▶ _Saved data entries_:
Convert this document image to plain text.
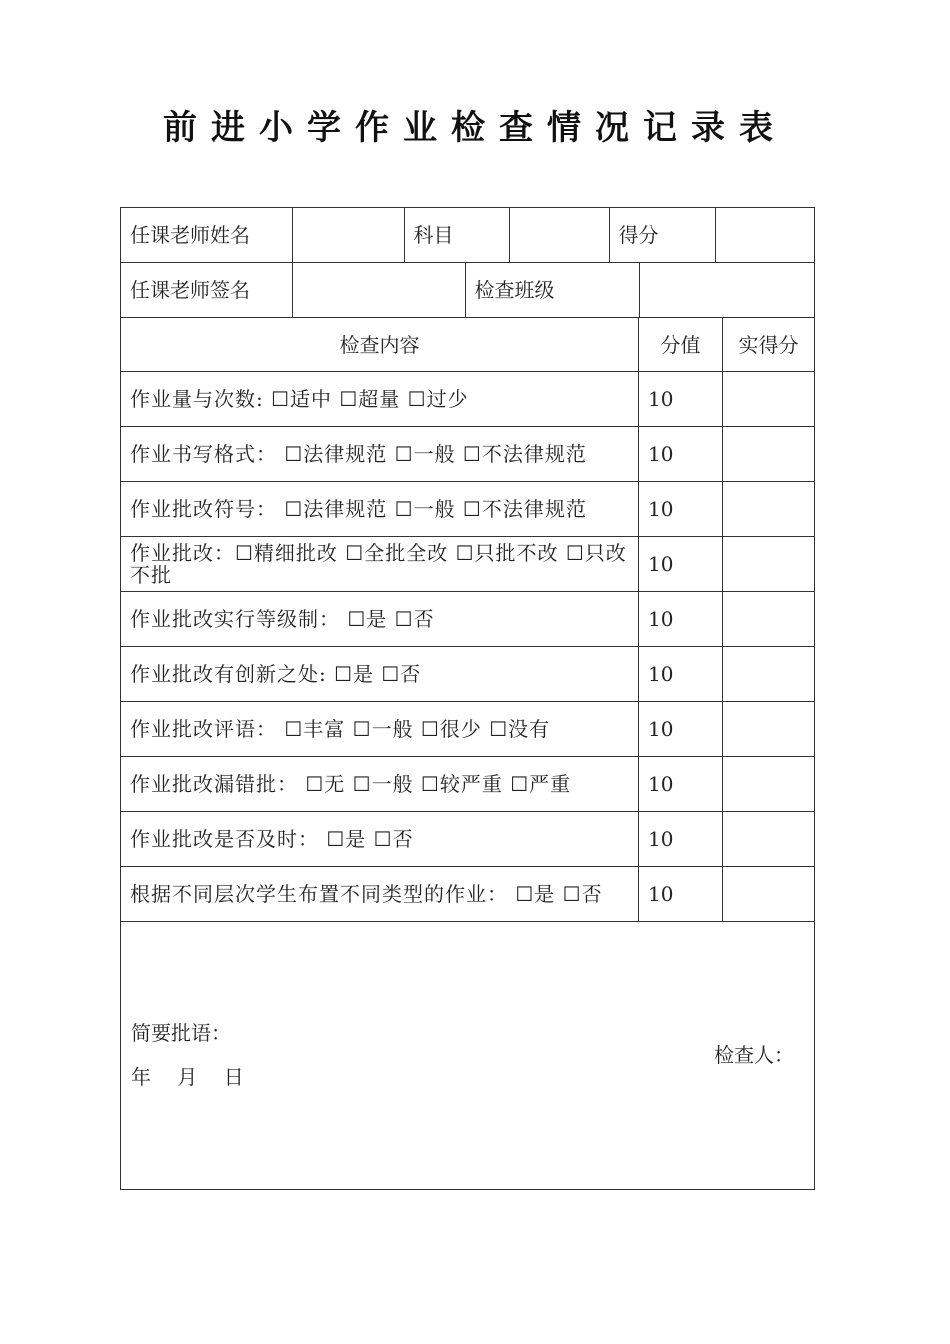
前进小学作业检查情况记录表
任课老师姓名		科目		得分	

任课老师签名		检查班级	

检查内容	分值	实得分
作业量与次数: ☐适中 ☐超量 ☐过少	10	
作业书写格式： ☐法律规范 ☐一般 ☐不法律规范	10	
作业批改符号： ☐法律规范 ☐一般 ☐不法律规范	10	
作业批改：☐精细批改 ☐全批全改 ☐只批不改 ☐只改不批	10	
作业批改实行等级制： ☐是 ☐否	10	
作业批改有创新之处: ☐是 ☐否	10	
作业批改评语： ☐丰富 ☐一般 ☐很少 ☐没有	10	
作业批改漏错批： ☐无 ☐一般 ☐较严重 ☐严重	10	
作业批改是否及时： ☐是 ☐否	10	
根据不同层次学生布置不同类型的作业： ☐是 ☐否	10	

简要批语：
检查人：
年 月 日
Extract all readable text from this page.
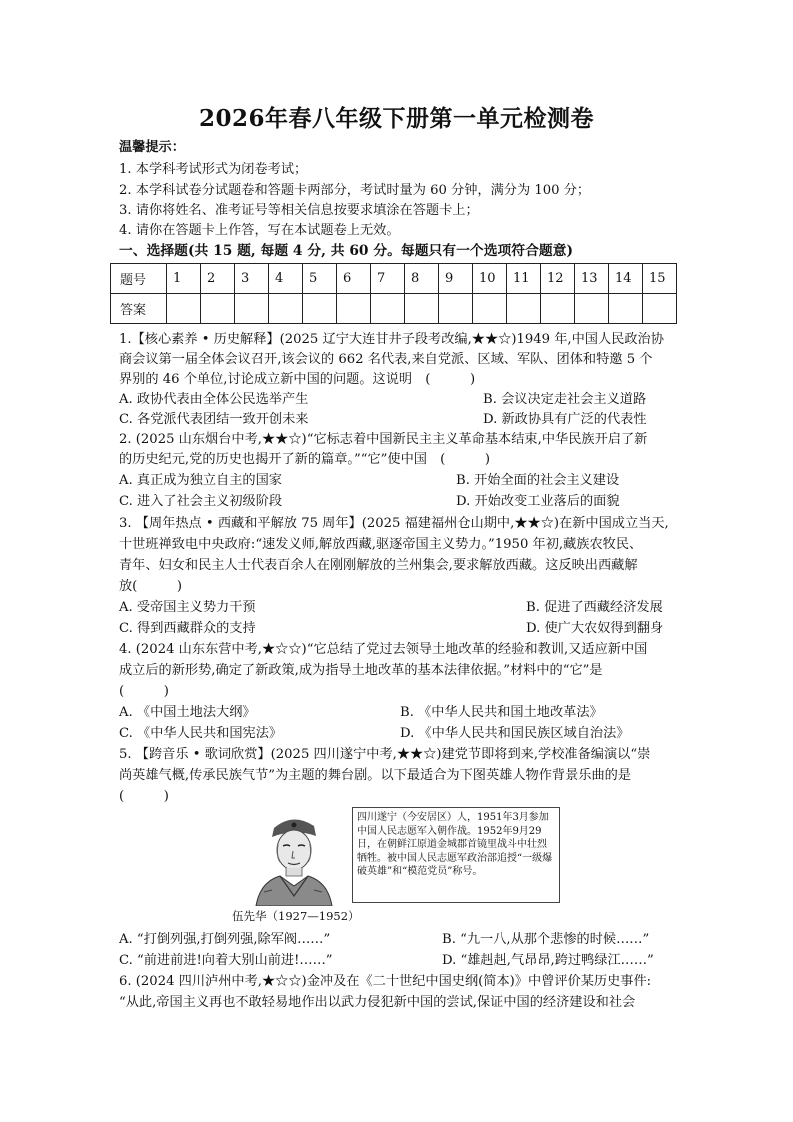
2026年春八年级下册第一单元检测卷
温馨提示：
1. 本学科考试形式为闭卷考试；
2. 本学科试卷分试题卷和答题卡两部分，考试时量为 60 分钟，满分为 100 分；
3. 请你将姓名、准考证号等相关信息按要求填涂在答题卡上；
4. 请你在答题卡上作答，写在本试题卷上无效。
一、选择题(共 15 题, 每题 4 分, 共 60 分。每题只有一个选项符合题意)
题号	1	2	3	4	5	6	7	8	9	10	11	12	13	14	15
答案															
1.【核心素养 • 历史解释】(2025 辽宁大连甘井子段考改编,★★☆)1949 年,中国人民政治协
商会议第一届全体会议召开,该会议的 662 名代表,来自党派、区域、军队、团体和特邀 5 个
界别的 46 个单位,讨论成立新中国的问题。这说明　(　　　)
A. 政协代表由全体公民选举产生	B. 会议决定走社会主义道路
C. 各党派代表团结一致开创未来	D. 新政协具有广泛的代表性
2. (2025 山东烟台中考,★★☆)“它标志着中国新民主主义革命基本结束,中华民族开启了新
的历史纪元,党的历史也揭开了新的篇章。”“它”使中国　(　　　)
A. 真正成为独立自主的国家	B. 开始全面的社会主义建设
C. 进入了社会主义初级阶段	D. 开始改变工业落后的面貌
3. 【周年热点 • 西藏和平解放 75 周年】(2025 福建福州仓山期中,★★☆)在新中国成立当天,
十世班禅致电中央政府:“速发义师,解放西藏,驱逐帝国主义势力。”1950 年初,藏族农牧民、
青年、妇女和民主人士代表百余人在刚刚解放的兰州集会,要求解放西藏。这反映出西藏解
放(　　　)
A. 受帝国主义势力干预	B. 促进了西藏经济发展
C. 得到西藏群众的支持	D. 使广大农奴得到翻身
4. (2024 山东东营中考,★☆☆)“它总结了党过去领导土地改革的经验和教训,又适应新中国
成立后的新形势,确定了新政策,成为指导土地改革的基本法律依据。”材料中的“它”是
(　　　)
A. 《中国土地法大纲》	B. 《中华人民共和国土地改革法》
C. 《中华人民共和国宪法》	D. 《中华人民共和国民族区域自治法》
5. 【跨音乐 • 歌词欣赏】(2025 四川遂宁中考,★★☆)建党节即将到来,学校准备编演以“崇
尚英雄气概,传承民族气节”为主题的舞台剧。以下最适合为下图英雄人物作背景乐曲的是
(　　　)
伍先华（1927—1952）
四川遂宁（今安居区）人，1951年3月参加中国人民志愿军入朝作战。1952年9月29日，在朝鲜江原道金城郡首镜里战斗中壮烈牺牲。被中国人民志愿军政治部追授“一级爆破英雄”和“模范党员”称号。
A. “打倒列强,打倒列强,除军阀……”	B. “九一八,从那个悲惨的时候……”
C. “前进前进!向着大别山前进!……”	D. “雄赳赳,气昂昂,跨过鸭绿江……”
6. (2024 四川泸州中考,★☆☆)金冲及在《二十世纪中国史纲(简本)》中曾评价某历史事件:
“从此,帝国主义再也不敢轻易地作出以武力侵犯新中国的尝试,保证中国的经济建设和社会
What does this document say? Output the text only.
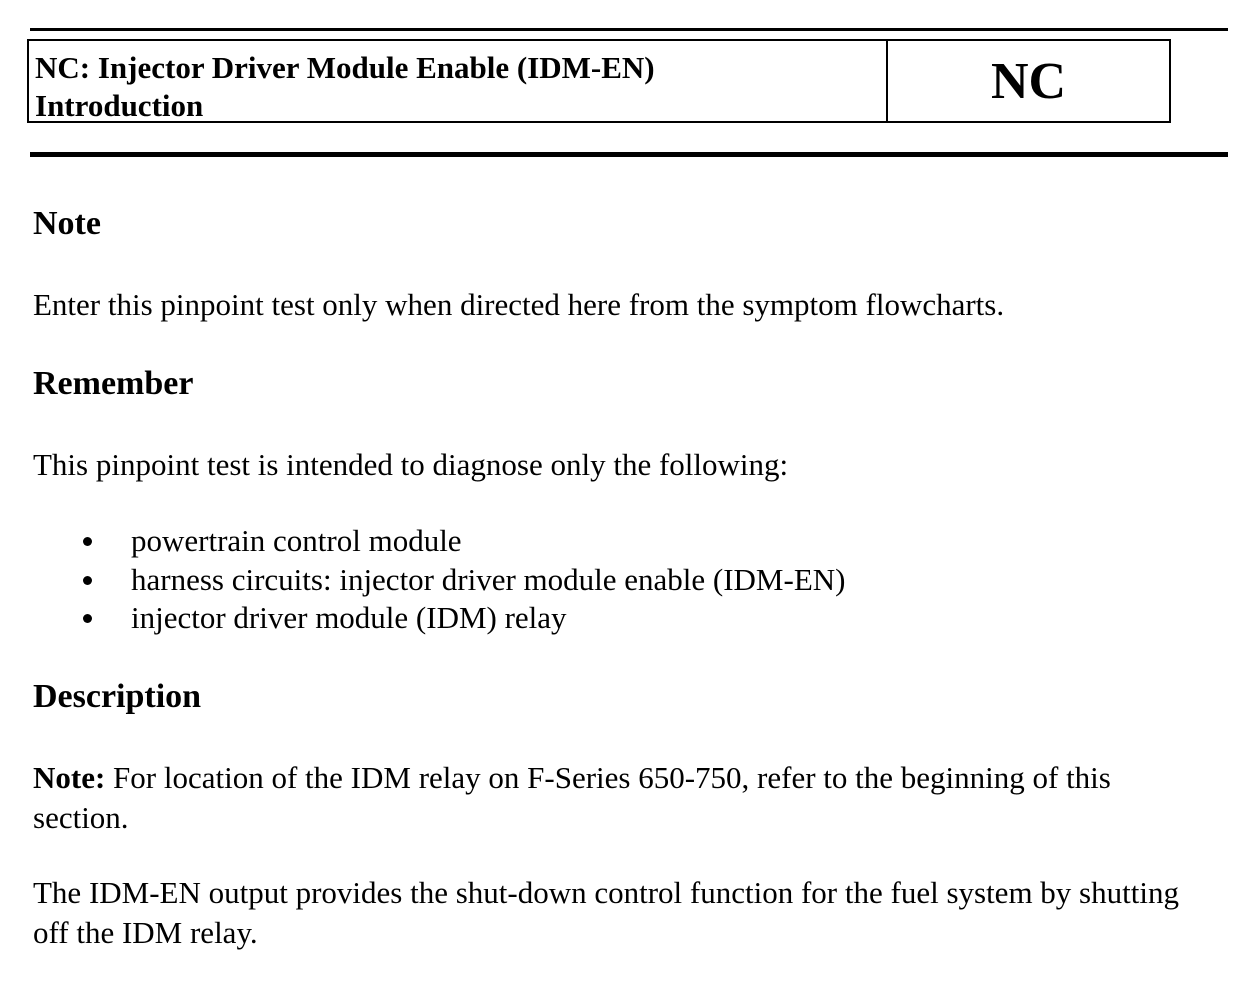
NC: Injector Driver Module Enable (IDM-EN)
Introduction	NC
Note

Enter this pinpoint test only when directed here from the symptom flowcharts.

Remember

This pinpoint test is intended to diagnose only the following:

powertrain control module
harness circuits: injector driver module enable (IDM-EN)
injector driver module (IDM) relay
Description

Note: For location of the IDM relay on F-Series 650-750, refer to the beginning of this section.

The IDM-EN output provides the shut-down control function for the fuel system by shutting off the IDM relay.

▶ _GOAL OF THE EXERCISE_: Reproduce the material above verbatim; omit every picture.

▶ _EXERCISE OUTPUT_:
Convert this document image to plain text.
前进小学作业检查情况记录表
任课老师姓名		科目		得分	

任课老师签名		检查班级	

检查内容	分值	实得分
作业量与次数: ☐适中 ☐超量 ☐过少	10	
作业书写格式： ☐法律规范 ☐一般 ☐不法律规范	10	
作业批改符号： ☐法律规范 ☐一般 ☐不法律规范	10	
作业批改：☐精细批改 ☐全批全改 ☐只批不改 ☐只改不批	10	
作业批改实行等级制： ☐是 ☐否	10	
作业批改有创新之处: ☐是 ☐否	10	
作业批改评语： ☐丰富 ☐一般 ☐很少 ☐没有	10	
作业批改漏错批： ☐无 ☐一般 ☐较严重 ☐严重	10	
作业批改是否及时： ☐是 ☐否	10	
根据不同层次学生布置不同类型的作业： ☐是 ☐否	10	

简要批语：
检查人：
年 月 日
Extract all readable text from this page.
2026年春八年级下册第一单元检测卷
温馨提示：
1. 本学科考试形式为闭卷考试；
2. 本学科试卷分试题卷和答题卡两部分，考试时量为 60 分钟，满分为 100 分；
3. 请你将姓名、准考证号等相关信息按要求填涂在答题卡上；
4. 请你在答题卡上作答，写在本试题卷上无效。
一、选择题(共 15 题, 每题 4 分, 共 60 分。每题只有一个选项符合题意)
题号	1	2	3	4	5	6	7	8	9	10	11	12	13	14	15
答案															
1.【核心素养 • 历史解释】(2025 辽宁大连甘井子段考改编,★★☆)1949 年,中国人民政治协
商会议第一届全体会议召开,该会议的 662 名代表,来自党派、区域、军队、团体和特邀 5 个
界别的 46 个单位,讨论成立新中国的问题。这说明　(　　　)
A. 政协代表由全体公民选举产生	B. 会议决定走社会主义道路
C. 各党派代表团结一致开创未来	D. 新政协具有广泛的代表性
2. (2025 山东烟台中考,★★☆)“它标志着中国新民主主义革命基本结束,中华民族开启了新
的历史纪元,党的历史也揭开了新的篇章。”“它”使中国　(　　　)
A. 真正成为独立自主的国家	B. 开始全面的社会主义建设
C. 进入了社会主义初级阶段	D. 开始改变工业落后的面貌
3. 【周年热点 • 西藏和平解放 75 周年】(2025 福建福州仓山期中,★★☆)在新中国成立当天,
十世班禅致电中央政府:“速发义师,解放西藏,驱逐帝国主义势力。”1950 年初,藏族农牧民、
青年、妇女和民主人士代表百余人在刚刚解放的兰州集会,要求解放西藏。这反映出西藏解
放(　　　)
A. 受帝国主义势力干预	B. 促进了西藏经济发展
C. 得到西藏群众的支持	D. 使广大农奴得到翻身
4. (2024 山东东营中考,★☆☆)“它总结了党过去领导土地改革的经验和教训,又适应新中国
成立后的新形势,确定了新政策,成为指导土地改革的基本法律依据。”材料中的“它”是
(　　　)
A. 《中国土地法大纲》	B. 《中华人民共和国土地改革法》
C. 《中华人民共和国宪法》	D. 《中华人民共和国民族区域自治法》
5. 【跨音乐 • 歌词欣赏】(2025 四川遂宁中考,★★☆)建党节即将到来,学校准备编演以“崇
尚英雄气概,传承民族气节”为主题的舞台剧。以下最适合为下图英雄人物作背景乐曲的是
(　　　)
伍先华（1927—1952）
四川遂宁（今安居区）人，1951年3月参加中国人民志愿军入朝作战。1952年9月29日，在朝鲜江原道金城郡首镜里战斗中壮烈牺牲。被中国人民志愿军政治部追授“一级爆破英雄”和“模范党员”称号。
A. “打倒列强,打倒列强,除军阀……”	B. “九一八,从那个悲惨的时候……”
C. “前进前进!向着大别山前进!……”	D. “雄赳赳,气昂昂,跨过鸭绿江……”
6. (2024 四川泸州中考,★☆☆)金冲及在《二十世纪中国史纲(简本)》中曾评价某历史事件:
“从此,帝国主义再也不敢轻易地作出以武力侵犯新中国的尝试,保证中国的经济建设和社会
What does this document say? Output the text only.
NC: Injector Driver Module Enable (IDM-EN)
Introduction	NC
Note

Enter this pinpoint test only when directed here from the symptom flowcharts.

Remember

This pinpoint test is intended to diagnose only the following:

powertrain control module
harness circuits: injector driver module enable (IDM-EN)
injector driver module (IDM) relay
Description

Note: For location of the IDM relay on F-Series 650-750, refer to the beginning of this section.

The IDM-EN output provides the shut-down control function for the fuel system by shutting off the IDM relay.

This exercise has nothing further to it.